* Goal *
Extract each line of the records below that contains the word "Vols".

* Listed records *
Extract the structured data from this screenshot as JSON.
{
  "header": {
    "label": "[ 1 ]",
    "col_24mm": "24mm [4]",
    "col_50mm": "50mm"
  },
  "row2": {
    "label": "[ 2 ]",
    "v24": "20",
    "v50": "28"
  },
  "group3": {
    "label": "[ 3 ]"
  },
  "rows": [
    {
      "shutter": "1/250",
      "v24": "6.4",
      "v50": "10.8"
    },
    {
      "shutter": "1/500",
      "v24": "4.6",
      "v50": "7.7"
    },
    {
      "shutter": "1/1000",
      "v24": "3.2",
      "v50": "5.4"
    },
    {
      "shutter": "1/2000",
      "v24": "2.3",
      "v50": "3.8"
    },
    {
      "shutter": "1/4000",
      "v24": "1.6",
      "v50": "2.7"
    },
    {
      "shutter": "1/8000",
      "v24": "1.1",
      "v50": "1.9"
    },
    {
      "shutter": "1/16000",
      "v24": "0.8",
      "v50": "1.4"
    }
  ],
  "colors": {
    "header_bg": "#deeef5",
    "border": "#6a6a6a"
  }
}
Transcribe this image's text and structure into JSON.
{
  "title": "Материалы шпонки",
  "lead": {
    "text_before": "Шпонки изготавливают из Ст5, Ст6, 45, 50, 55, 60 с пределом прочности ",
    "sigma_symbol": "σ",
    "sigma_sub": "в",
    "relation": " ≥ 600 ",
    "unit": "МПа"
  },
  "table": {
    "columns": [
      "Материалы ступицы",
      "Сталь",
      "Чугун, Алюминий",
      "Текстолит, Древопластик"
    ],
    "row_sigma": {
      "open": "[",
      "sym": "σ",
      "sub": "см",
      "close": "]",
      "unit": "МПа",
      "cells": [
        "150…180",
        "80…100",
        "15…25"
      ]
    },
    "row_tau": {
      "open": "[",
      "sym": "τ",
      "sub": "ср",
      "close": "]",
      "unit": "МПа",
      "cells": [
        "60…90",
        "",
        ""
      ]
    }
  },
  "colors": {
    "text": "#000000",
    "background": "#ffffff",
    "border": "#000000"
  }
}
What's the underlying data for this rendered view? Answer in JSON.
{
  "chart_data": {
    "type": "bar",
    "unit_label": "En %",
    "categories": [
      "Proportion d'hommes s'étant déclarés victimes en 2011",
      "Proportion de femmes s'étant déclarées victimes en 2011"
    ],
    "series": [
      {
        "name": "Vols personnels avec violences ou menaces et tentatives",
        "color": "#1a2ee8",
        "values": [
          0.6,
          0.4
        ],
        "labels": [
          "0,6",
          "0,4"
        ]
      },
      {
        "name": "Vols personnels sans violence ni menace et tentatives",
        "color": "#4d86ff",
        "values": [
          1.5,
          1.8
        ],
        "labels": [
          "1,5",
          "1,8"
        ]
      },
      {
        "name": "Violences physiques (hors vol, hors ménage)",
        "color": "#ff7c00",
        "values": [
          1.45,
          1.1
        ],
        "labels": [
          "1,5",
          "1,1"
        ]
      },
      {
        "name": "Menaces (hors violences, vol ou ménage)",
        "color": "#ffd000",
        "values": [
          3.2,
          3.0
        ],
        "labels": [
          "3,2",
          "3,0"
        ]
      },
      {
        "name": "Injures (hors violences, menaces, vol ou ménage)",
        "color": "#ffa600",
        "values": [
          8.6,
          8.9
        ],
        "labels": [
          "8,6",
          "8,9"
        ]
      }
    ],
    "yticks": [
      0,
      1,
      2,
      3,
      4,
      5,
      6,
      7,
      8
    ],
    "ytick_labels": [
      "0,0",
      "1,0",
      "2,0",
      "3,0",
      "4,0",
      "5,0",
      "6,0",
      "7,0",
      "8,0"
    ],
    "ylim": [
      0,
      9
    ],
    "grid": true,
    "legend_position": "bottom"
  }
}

* Correct output *
        "name": "Vols personnels avec violences ou menaces et tentatives",
        "name": "Vols personnels sans violence ni menace et tentatives",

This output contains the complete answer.